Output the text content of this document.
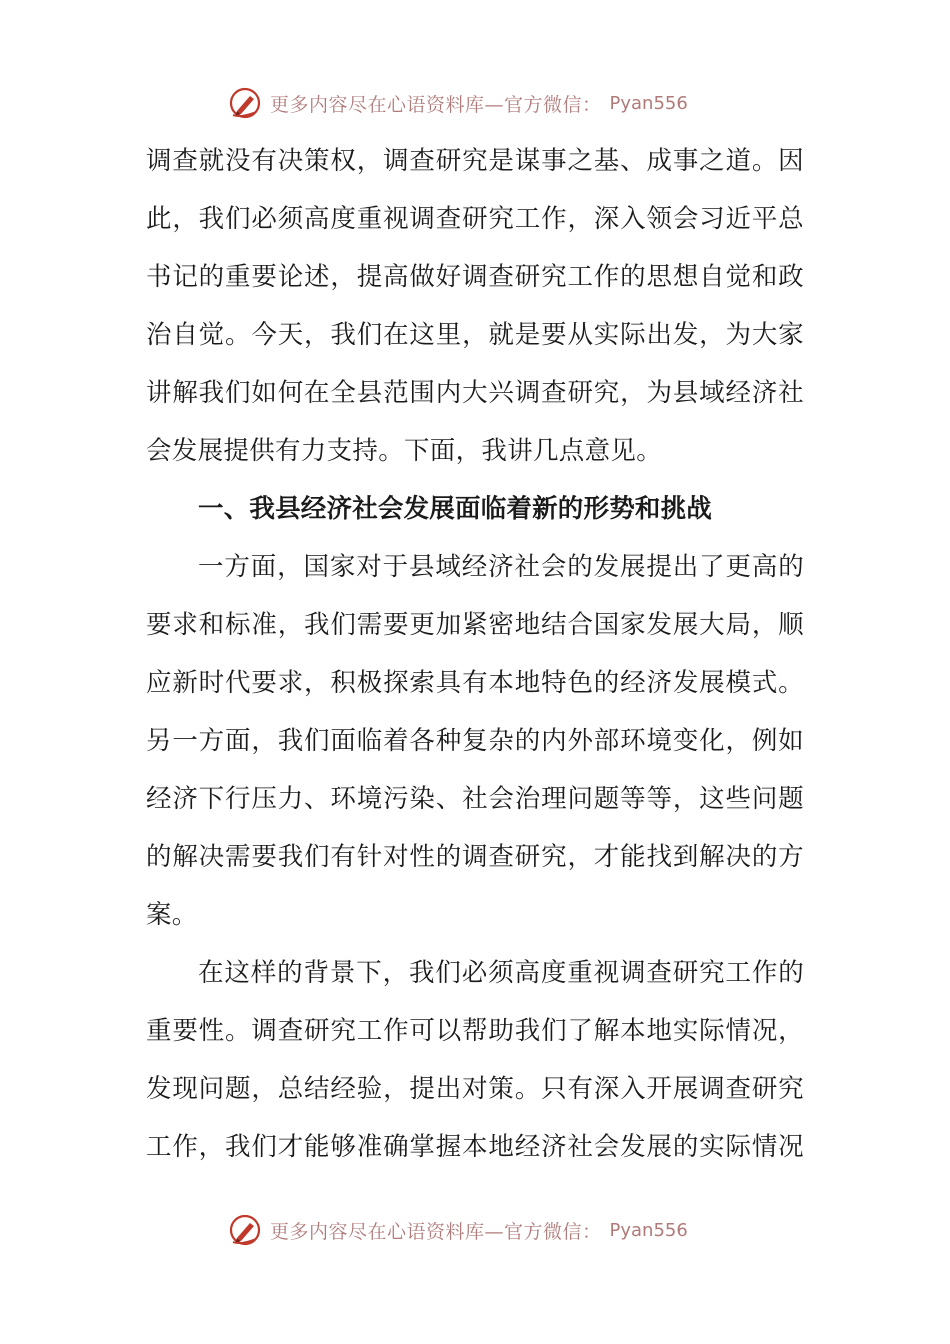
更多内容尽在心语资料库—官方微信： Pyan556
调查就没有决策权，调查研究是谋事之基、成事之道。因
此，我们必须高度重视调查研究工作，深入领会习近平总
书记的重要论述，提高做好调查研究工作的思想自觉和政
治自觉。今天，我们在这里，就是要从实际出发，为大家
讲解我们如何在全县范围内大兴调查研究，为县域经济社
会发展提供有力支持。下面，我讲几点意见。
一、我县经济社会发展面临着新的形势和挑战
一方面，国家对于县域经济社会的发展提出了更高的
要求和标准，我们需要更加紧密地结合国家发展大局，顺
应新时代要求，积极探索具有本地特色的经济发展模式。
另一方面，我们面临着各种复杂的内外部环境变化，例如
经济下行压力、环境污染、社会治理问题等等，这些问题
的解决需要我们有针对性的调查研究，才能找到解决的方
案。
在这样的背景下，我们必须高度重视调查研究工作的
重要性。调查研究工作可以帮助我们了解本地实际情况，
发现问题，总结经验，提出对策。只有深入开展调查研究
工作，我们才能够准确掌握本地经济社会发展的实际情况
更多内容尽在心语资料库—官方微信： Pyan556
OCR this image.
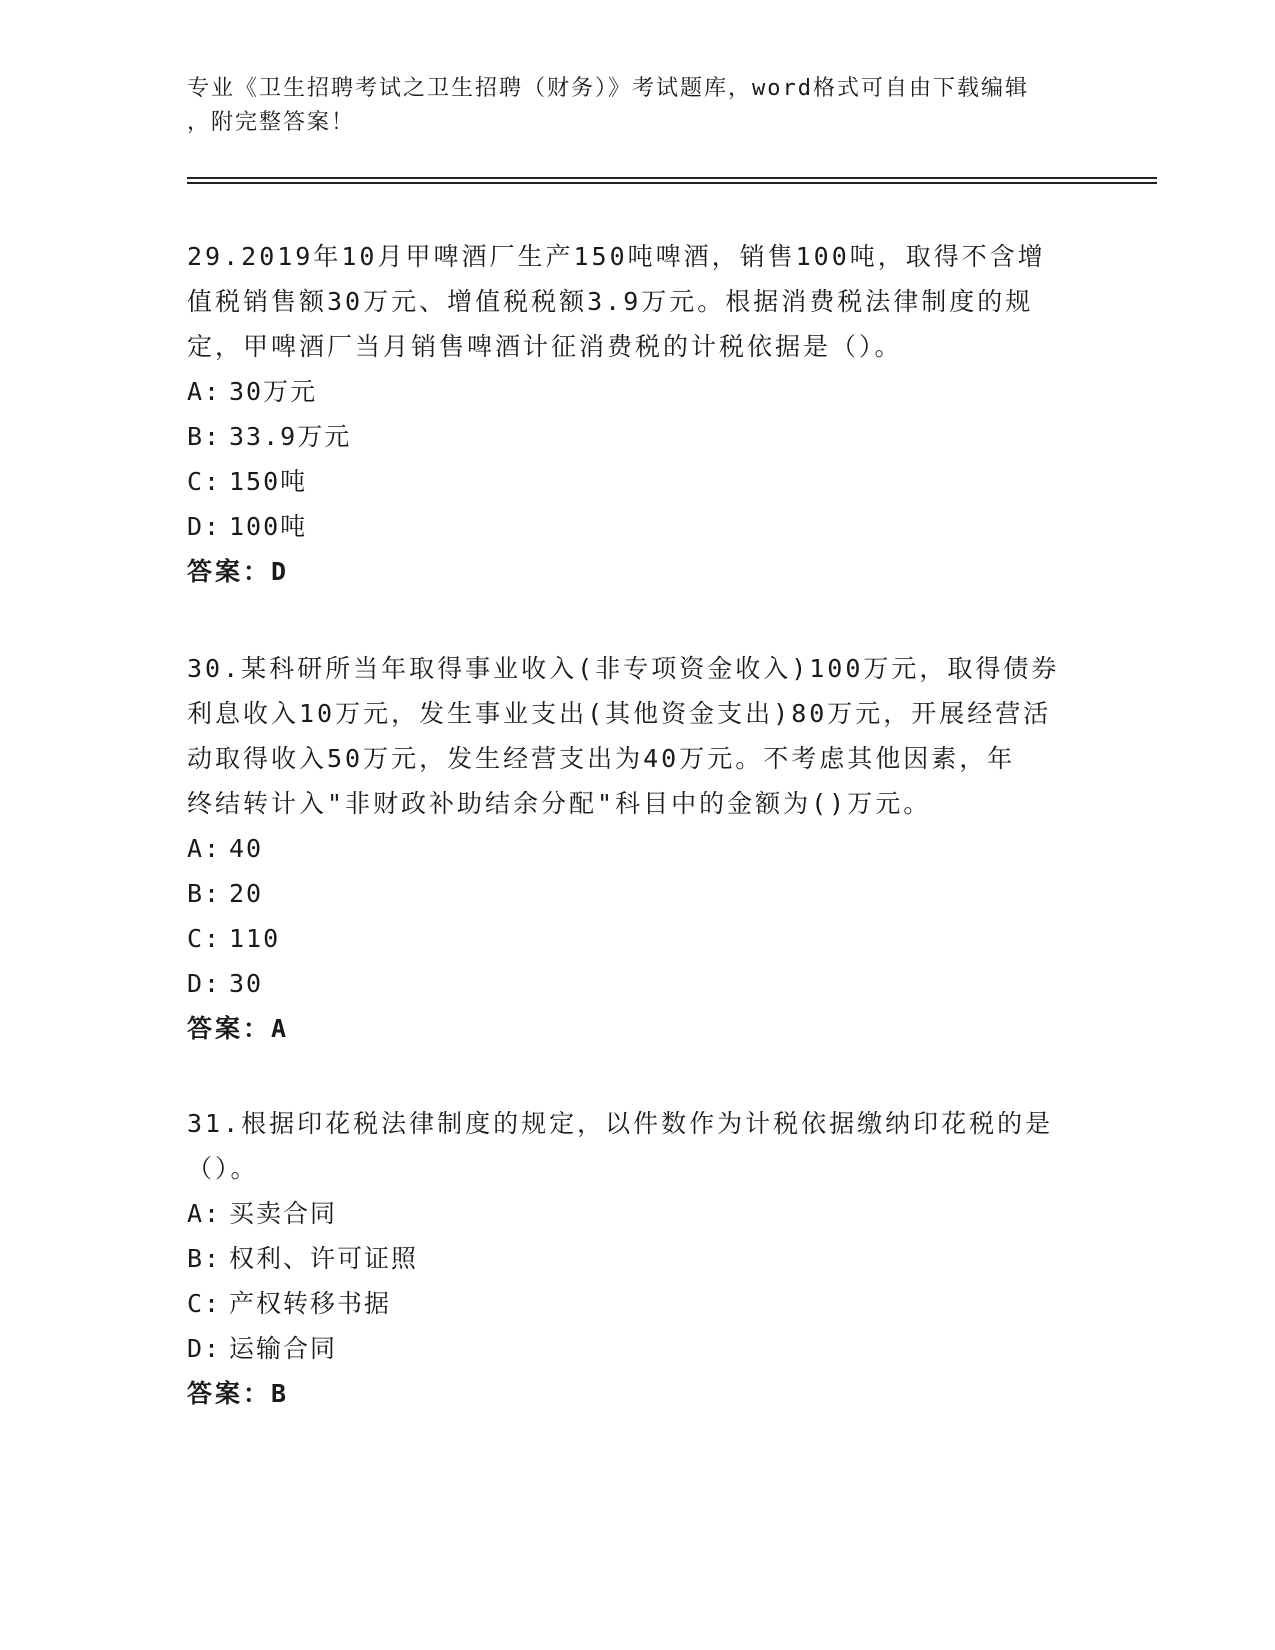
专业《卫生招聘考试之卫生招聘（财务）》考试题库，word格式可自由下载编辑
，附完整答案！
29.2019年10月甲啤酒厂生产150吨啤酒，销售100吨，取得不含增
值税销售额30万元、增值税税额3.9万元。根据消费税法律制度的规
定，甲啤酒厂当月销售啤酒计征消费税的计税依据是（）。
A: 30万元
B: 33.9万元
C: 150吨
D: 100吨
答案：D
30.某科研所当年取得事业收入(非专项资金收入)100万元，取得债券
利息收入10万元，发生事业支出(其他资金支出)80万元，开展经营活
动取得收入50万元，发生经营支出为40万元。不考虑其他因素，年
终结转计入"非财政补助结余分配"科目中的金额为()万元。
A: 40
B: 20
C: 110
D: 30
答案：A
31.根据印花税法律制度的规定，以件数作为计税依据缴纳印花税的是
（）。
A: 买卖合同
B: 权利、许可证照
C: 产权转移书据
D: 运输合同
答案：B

* * *

> [Directions] Exclude the images, then output the data above word for word.

> [Written answer]
Output the text content of this document.
更多内容尽在心语资料库—官方微信： Pyan556
调查就没有决策权，调查研究是谋事之基、成事之道。因
此，我们必须高度重视调查研究工作，深入领会习近平总
书记的重要论述，提高做好调查研究工作的思想自觉和政
治自觉。今天，我们在这里，就是要从实际出发，为大家
讲解我们如何在全县范围内大兴调查研究，为县域经济社
会发展提供有力支持。下面，我讲几点意见。
一、我县经济社会发展面临着新的形势和挑战
一方面，国家对于县域经济社会的发展提出了更高的
要求和标准，我们需要更加紧密地结合国家发展大局，顺
应新时代要求，积极探索具有本地特色的经济发展模式。
另一方面，我们面临着各种复杂的内外部环境变化，例如
经济下行压力、环境污染、社会治理问题等等，这些问题
的解决需要我们有针对性的调查研究，才能找到解决的方
案。
在这样的背景下，我们必须高度重视调查研究工作的
重要性。调查研究工作可以帮助我们了解本地实际情况，
发现问题，总结经验，提出对策。只有深入开展调查研究
工作，我们才能够准确掌握本地经济社会发展的实际情况
更多内容尽在心语资料库—官方微信： Pyan556
OCR this image.
专业《卫生招聘考试之卫生招聘（财务）》考试题库，word格式可自由下载编辑
，附完整答案！
29.2019年10月甲啤酒厂生产150吨啤酒，销售100吨，取得不含增
值税销售额30万元、增值税税额3.9万元。根据消费税法律制度的规
定，甲啤酒厂当月销售啤酒计征消费税的计税依据是（）。
A: 30万元
B: 33.9万元
C: 150吨
D: 100吨
答案：D
30.某科研所当年取得事业收入(非专项资金收入)100万元，取得债券
利息收入10万元，发生事业支出(其他资金支出)80万元，开展经营活
动取得收入50万元，发生经营支出为40万元。不考虑其他因素，年
终结转计入"非财政补助结余分配"科目中的金额为()万元。
A: 40
B: 20
C: 110
D: 30
答案：A
31.根据印花税法律制度的规定，以件数作为计税依据缴纳印花税的是
（）。
A: 买卖合同
B: 权利、许可证照
C: 产权转移书据
D: 运输合同
答案：B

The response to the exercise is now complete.